**Task description:** Print the listing that follows, character for character.

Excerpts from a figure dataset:
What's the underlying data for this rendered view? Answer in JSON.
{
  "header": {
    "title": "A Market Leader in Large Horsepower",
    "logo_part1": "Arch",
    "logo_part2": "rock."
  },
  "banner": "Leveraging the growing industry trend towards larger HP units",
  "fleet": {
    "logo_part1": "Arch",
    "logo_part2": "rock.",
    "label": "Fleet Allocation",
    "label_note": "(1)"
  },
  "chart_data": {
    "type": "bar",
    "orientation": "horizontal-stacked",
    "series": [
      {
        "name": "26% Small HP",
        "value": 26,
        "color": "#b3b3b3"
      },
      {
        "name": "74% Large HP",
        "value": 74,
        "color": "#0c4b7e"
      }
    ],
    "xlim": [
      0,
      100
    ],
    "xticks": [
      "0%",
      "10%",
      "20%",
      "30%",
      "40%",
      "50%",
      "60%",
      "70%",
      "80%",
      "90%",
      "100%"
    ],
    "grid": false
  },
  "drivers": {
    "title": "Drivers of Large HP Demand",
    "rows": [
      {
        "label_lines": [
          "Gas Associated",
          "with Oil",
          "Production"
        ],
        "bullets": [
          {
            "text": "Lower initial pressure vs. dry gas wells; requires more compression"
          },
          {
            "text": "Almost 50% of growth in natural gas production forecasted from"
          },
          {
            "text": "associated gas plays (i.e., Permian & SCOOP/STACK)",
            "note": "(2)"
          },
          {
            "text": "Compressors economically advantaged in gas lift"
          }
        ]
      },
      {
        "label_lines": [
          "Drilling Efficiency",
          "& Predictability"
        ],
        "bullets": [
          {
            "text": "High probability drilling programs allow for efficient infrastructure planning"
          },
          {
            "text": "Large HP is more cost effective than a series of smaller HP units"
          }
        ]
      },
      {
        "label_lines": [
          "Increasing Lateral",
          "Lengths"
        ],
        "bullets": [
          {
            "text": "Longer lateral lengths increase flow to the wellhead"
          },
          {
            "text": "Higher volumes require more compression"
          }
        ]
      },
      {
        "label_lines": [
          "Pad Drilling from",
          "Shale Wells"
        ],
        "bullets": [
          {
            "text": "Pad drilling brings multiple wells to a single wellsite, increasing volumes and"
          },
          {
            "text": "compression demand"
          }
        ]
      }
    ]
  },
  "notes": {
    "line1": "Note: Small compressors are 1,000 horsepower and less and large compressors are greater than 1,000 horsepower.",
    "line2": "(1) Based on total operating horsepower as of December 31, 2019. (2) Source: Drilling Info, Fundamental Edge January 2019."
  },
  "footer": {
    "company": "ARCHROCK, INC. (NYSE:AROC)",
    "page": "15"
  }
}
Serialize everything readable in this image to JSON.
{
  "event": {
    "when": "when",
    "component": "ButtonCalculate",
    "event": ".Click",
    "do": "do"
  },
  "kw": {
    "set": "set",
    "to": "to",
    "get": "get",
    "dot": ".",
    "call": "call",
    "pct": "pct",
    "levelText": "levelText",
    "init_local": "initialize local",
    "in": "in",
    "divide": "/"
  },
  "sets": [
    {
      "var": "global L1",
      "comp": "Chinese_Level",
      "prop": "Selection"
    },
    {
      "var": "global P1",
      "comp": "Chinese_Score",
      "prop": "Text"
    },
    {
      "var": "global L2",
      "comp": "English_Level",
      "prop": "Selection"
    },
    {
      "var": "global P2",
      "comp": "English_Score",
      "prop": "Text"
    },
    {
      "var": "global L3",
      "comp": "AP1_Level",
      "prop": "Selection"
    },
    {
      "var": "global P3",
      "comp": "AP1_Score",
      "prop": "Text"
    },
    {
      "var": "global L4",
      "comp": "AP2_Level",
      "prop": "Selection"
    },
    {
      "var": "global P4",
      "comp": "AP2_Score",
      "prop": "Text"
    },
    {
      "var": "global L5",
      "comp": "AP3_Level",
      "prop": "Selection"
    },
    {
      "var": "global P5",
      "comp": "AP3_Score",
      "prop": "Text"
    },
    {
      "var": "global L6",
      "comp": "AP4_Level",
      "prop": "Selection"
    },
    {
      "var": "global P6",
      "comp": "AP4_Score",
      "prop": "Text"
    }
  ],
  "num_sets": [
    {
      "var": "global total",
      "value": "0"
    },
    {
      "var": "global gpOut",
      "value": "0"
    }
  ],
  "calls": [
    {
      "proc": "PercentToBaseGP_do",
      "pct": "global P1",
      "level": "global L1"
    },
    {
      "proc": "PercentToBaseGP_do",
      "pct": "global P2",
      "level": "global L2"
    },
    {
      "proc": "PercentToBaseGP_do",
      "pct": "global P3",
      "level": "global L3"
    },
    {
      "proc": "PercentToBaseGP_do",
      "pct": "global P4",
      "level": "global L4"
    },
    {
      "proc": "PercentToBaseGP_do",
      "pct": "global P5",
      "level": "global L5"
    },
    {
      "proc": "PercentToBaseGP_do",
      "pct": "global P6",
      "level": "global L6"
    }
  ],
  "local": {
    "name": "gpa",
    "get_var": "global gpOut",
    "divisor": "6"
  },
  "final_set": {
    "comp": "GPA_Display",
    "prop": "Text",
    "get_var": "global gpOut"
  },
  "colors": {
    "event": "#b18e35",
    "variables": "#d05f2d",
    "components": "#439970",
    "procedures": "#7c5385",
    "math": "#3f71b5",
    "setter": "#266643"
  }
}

**Expected answer:**
What's the underlying data for this rendered view? Answer in JSON.
{
  "header": {
    "title": "A Market Leader in Large Horsepower",
    "logo_part1": "Arch",
    "logo_part2": "rock."
  },
  "banner": "Leveraging the growing industry trend towards larger HP units",
  "fleet": {
    "logo_part1": "Arch",
    "logo_part2": "rock.",
    "label": "Fleet Allocation",
    "label_note": "(1)"
  },
  "chart_data": {
    "type": "bar",
    "orientation": "horizontal-stacked",
    "series": [
      {
        "name": "26% Small HP",
        "value": 26,
        "color": "#b3b3b3"
      },
      {
        "name": "74% Large HP",
        "value": 74,
        "color": "#0c4b7e"
      }
    ],
    "xlim": [
      0,
      100
    ],
    "xticks": [
      "0%",
      "10%",
      "20%",
      "30%",
      "40%",
      "50%",
      "60%",
      "70%",
      "80%",
      "90%",
      "100%"
    ],
    "grid": false
  },
  "drivers": {
    "title": "Drivers of Large HP Demand",
    "rows": [
      {
        "label_lines": [
          "Gas Associated",
          "with Oil",
          "Production"
        ],
        "bullets": [
          {
            "text": "Lower initial pressure vs. dry gas wells; requires more compression"
          },
          {
            "text": "Almost 50% of growth in natural gas production forecasted from"
          },
          {
            "text": "associated gas plays (i.e., Permian & SCOOP/STACK)",
            "note": "(2)"
          },
          {
            "text": "Compressors economically advantaged in gas lift"
          }
        ]
      },
      {
        "label_lines": [
          "Drilling Efficiency",
          "& Predictability"
        ],
        "bullets": [
          {
            "text": "High probability drilling programs allow for efficient infrastructure planning"
          },
          {
            "text": "Large HP is more cost effective than a series of smaller HP units"
          }
        ]
      },
      {
        "label_lines": [
          "Increasing Lateral",
          "Lengths"
        ],
        "bullets": [
          {
            "text": "Longer lateral lengths increase flow to the wellhead"
          },
          {
            "text": "Higher volumes require more compression"
          }
        ]
      },
      {
        "label_lines": [
          "Pad Drilling from",
          "Shale Wells"
        ],
        "bullets": [
          {
            "text": "Pad drilling brings multiple wells to a single wellsite, increasing volumes and"
          },
          {
            "text": "compression demand"
          }
        ]
      }
    ]
  },
  "notes": {
    "line1": "Note: Small compressors are 1,000 horsepower and less and large compressors are greater than 1,000 horsepower.",
    "line2": "(1) Based on total operating horsepower as of December 31, 2019. (2) Source: Drilling Info, Fundamental Edge January 2019."
  },
  "footer": {
    "company": "ARCHROCK, INC. (NYSE:AROC)",
    "page": "15"
  }
}
Serialize everything readable in this image to JSON.
{
  "event": {
    "when": "when",
    "component": "ButtonCalculate",
    "event": ".Click",
    "do": "do"
  },
  "kw": {
    "set": "set",
    "to": "to",
    "get": "get",
    "dot": ".",
    "call": "call",
    "pct": "pct",
    "levelText": "levelText",
    "init_local": "initialize local",
    "in": "in",
    "divide": "/"
  },
  "sets": [
    {
      "var": "global L1",
      "comp": "Chinese_Level",
      "prop": "Selection"
    },
    {
      "var": "global P1",
      "comp": "Chinese_Score",
      "prop": "Text"
    },
    {
      "var": "global L2",
      "comp": "English_Level",
      "prop": "Selection"
    },
    {
      "var": "global P2",
      "comp": "English_Score",
      "prop": "Text"
    },
    {
      "var": "global L3",
      "comp": "AP1_Level",
      "prop": "Selection"
    },
    {
      "var": "global P3",
      "comp": "AP1_Score",
      "prop": "Text"
    },
    {
      "var": "global L4",
      "comp": "AP2_Level",
      "prop": "Selection"
    },
    {
      "var": "global P4",
      "comp": "AP2_Score",
      "prop": "Text"
    },
    {
      "var": "global L5",
      "comp": "AP3_Level",
      "prop": "Selection"
    },
    {
      "var": "global P5",
      "comp": "AP3_Score",
      "prop": "Text"
    },
    {
      "var": "global L6",
      "comp": "AP4_Level",
      "prop": "Selection"
    },
    {
      "var": "global P6",
      "comp": "AP4_Score",
      "prop": "Text"
    }
  ],
  "num_sets": [
    {
      "var": "global total",
      "value": "0"
    },
    {
      "var": "global gpOut",
      "value": "0"
    }
  ],
  "calls": [
    {
      "proc": "PercentToBaseGP_do",
      "pct": "global P1",
      "level": "global L1"
    },
    {
      "proc": "PercentToBaseGP_do",
      "pct": "global P2",
      "level": "global L2"
    },
    {
      "proc": "PercentToBaseGP_do",
      "pct": "global P3",
      "level": "global L3"
    },
    {
      "proc": "PercentToBaseGP_do",
      "pct": "global P4",
      "level": "global L4"
    },
    {
      "proc": "PercentToBaseGP_do",
      "pct": "global P5",
      "level": "global L5"
    },
    {
      "proc": "PercentToBaseGP_do",
      "pct": "global P6",
      "level": "global L6"
    }
  ],
  "local": {
    "name": "gpa",
    "get_var": "global gpOut",
    "divisor": "6"
  },
  "final_set": {
    "comp": "GPA_Display",
    "prop": "Text",
    "get_var": "global gpOut"
  },
  "colors": {
    "event": "#b18e35",
    "variables": "#d05f2d",
    "components": "#439970",
    "procedures": "#7c5385",
    "math": "#3f71b5",
    "setter": "#266643"
  }
}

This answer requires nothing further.